**** MATERIALS PROVIDED

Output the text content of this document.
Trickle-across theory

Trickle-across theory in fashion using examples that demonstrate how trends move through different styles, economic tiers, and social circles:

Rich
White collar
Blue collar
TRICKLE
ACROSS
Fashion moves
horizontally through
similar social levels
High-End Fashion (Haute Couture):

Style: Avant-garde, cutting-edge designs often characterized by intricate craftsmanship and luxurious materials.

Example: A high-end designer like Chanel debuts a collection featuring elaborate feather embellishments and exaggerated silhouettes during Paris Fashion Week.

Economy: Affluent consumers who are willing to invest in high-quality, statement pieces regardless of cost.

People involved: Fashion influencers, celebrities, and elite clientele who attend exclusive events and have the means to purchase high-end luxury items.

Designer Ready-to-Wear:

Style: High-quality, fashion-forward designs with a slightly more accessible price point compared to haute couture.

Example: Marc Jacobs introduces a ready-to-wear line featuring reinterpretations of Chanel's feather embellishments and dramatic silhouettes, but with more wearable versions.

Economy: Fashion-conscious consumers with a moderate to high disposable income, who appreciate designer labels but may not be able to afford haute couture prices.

********

• **TASK INSTRUCTIONS**
Select the lines that carry the string "consumers" and copy them.

• **COMPLETE OUTPUT**
Economy: Affluent consumers who are willing to invest in high-quality, statement pieces regardless of cost.
Economy: Fashion-conscious consumers with a moderate to high disposable income, who appreciate designer labels but may not be able to afford haute couture prices.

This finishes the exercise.